■ **Task requirements**:
• 1. In the passage on the DCIS trial below, why did the latest analysis use a gene expression profile to decide whether patients who had breast-conserving surgery could skip radiotherapy? Answer in one to three sentences.
• 2. Carry on the passage about the DCIS trial below from its last sentence.

■ **Selected text**:
* * *
She explained that most patients with DCIS undergo breast-conserving surgery followed by adjuvant radiotherapy, which is intended to reduce the likelihood that the disease returns as DCIS or as invasive breast cancer. About a quarter of patients with DCIS undergo mastectomy instead.

“There is an increasing realization that DCIS carries an unnecessary treatment burden for many women,” Khan noted. “Using personalized diagnostic tools to predict the risk of recurrence or progression may prevent excessive treatment for some patients.”

Khan and colleagues conducted the E4112 clinical trial to assess the potential of bilateral magnetic resonance imaging (MRI) coupled with a DCIS gene profile to guide treatment for patients with DCIS. Previously reported results from this trial indicated that MRI could help to identify patients who could opt for the less intensive breast-conserving surgery instead of a mastectomy, Khan noted.

The latest analysis aimed to determine if some of those patients who underwent breast-conserving surgery based on MRI results could also safely forego subsequent radiotherapy based on a DCIS gene expression profile. This approach could help reduce treatment in patients whose DCIS carries a low risk of recurrence, she explained.

The analysis included 171 patients with DCIS who underwent breast-conserving surgery and whose tumor tissue was profiled using the Oncotype DX Breast DCIS Score test.

The Oncotype DX Breast DCIS Score is a laboratory test that examines expression levels of cancer-related genes in DCIS tissue. The results of the test are reported as a score between zero and 100, with higher scores associated with higher expression of cancer-related genes and a greater likelihood of disease recurrence in the same breast, either as DCIS or as invasive cancer.

In this study, patients who received a score lower than 39 were considered to have low-risk DCIS and were eligible to skip adjuvant radiotherapy, while patients with scores 39 or higher were recommended to receive adjuvant radiotherapy.

The adherence to the score-based treatment recommendations was 93%: 75 of 82 patients with low-risk DCIS elected to skip adjuvant radiotherapy, and 84 of 89 patients with high-risk DCIS opted to undergo adjuvant radiotherapy.
* * *
Document layout detection data
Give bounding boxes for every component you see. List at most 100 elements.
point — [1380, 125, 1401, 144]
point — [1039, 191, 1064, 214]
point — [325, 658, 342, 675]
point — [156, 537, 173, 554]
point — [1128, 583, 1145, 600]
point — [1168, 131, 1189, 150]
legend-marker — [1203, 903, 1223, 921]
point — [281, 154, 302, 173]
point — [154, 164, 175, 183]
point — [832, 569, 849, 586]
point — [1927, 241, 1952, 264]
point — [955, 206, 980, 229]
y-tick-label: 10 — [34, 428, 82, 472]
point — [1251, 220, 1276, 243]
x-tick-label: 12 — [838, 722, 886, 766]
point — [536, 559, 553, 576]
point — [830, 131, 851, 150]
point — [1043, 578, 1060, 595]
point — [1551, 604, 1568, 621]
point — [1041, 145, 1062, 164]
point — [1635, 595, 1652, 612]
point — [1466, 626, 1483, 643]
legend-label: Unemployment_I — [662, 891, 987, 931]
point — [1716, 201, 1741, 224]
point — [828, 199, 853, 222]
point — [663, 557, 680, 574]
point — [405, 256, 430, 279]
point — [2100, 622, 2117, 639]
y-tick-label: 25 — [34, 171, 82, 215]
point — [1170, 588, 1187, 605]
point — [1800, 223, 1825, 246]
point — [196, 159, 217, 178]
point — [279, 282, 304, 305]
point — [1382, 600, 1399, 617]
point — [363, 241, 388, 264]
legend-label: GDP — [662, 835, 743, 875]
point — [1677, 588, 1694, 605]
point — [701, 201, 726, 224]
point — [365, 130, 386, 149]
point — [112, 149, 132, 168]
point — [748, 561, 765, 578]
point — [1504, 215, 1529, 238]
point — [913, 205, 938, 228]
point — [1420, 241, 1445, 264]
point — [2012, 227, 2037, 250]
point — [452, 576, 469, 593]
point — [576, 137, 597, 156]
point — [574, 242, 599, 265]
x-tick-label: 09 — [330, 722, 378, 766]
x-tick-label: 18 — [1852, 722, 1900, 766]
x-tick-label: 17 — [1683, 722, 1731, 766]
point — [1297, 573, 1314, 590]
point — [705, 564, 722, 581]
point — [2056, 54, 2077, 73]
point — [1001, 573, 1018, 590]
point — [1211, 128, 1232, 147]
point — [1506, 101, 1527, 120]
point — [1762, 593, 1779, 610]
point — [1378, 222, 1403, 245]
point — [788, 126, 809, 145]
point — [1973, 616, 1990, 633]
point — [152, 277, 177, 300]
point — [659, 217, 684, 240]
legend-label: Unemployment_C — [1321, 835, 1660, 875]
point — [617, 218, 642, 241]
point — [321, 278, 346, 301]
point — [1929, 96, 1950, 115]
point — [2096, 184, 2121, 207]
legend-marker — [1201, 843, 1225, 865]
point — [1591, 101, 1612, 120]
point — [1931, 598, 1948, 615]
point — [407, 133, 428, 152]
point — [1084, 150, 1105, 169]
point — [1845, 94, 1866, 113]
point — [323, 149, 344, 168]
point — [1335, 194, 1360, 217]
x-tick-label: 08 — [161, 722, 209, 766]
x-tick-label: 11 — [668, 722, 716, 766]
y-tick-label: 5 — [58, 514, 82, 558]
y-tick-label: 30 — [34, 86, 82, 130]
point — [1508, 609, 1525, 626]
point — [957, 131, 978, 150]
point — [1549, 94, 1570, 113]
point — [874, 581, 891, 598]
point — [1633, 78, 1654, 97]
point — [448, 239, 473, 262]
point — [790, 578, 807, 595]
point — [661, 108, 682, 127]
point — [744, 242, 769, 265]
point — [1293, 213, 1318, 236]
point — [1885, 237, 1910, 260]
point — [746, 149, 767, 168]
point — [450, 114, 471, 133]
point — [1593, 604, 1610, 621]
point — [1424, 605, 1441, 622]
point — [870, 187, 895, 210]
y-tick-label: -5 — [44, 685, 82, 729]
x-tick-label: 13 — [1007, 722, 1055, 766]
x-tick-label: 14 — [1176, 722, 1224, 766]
* * *
■ **Response list**:
• 1. The passage states that DCIS carries an unnecessary treatment burden for many women, and that predicting the risk of recurrence or progression with personalized diagnostic tools may prevent excessive treatment for some patients. Using the gene profile to decide on radiotherapy could help reduce treatment in patients whose DCIS carries a low risk of recurrence.

• 2.
After a median follow-up of five years after surgery, 5.1% of the 82 patients with low-risk DCIS and 4.5% of the 89 patients with high-risk DCIS experienced disease recurrence in the same breast as the primary DCIS. Similar results were found when comparing only those patients who adhered to the score-based recommendations: 5.5% of the 75 patients with low-risk DCIS who skipped radiotherapy experienced disease recurrence, as compared with 4.8% of the 84 patients with high-risk DCIS who received radiotherapy. The differences were not statistically significant nor influenced by patient age in either analysis.

“Our results indicate that the Oncotype DX Breast DCIS Score was an effective tool to stratify patients for adjuvant radiotherapy following breast-conserving surgery. Women who skipped radiation based on this score did not experience an excess risk of recurrence in the same breast during the five-year follow-up period,” said Khan. “These findings reveal a new approach to guide treatment decisions by determining which patients may benefit from radiotherapy and which patients may safely forego it.”

Combined with previously reported data from the trial, the results demonstrate the potential of MRI and the Oncotype DX Breast DCIS Score to guide surgical and adjuvant treatment, respectively, for patients with DCIS, she added.

Limitations of the study include the short follow-up time, the small sample size, and the nonrandomized design.

Study E4112 was designed and conducted by the ECOG-ACRIN Cancer Research Group with support from the National Cancer Institute of the National Institutes of Health. Other participating cooperative groups included the Alliance for Clinical Trials in Oncology, NRG Oncology, and SWOG Cancer Research Network. Khan declares no conflicts of interest.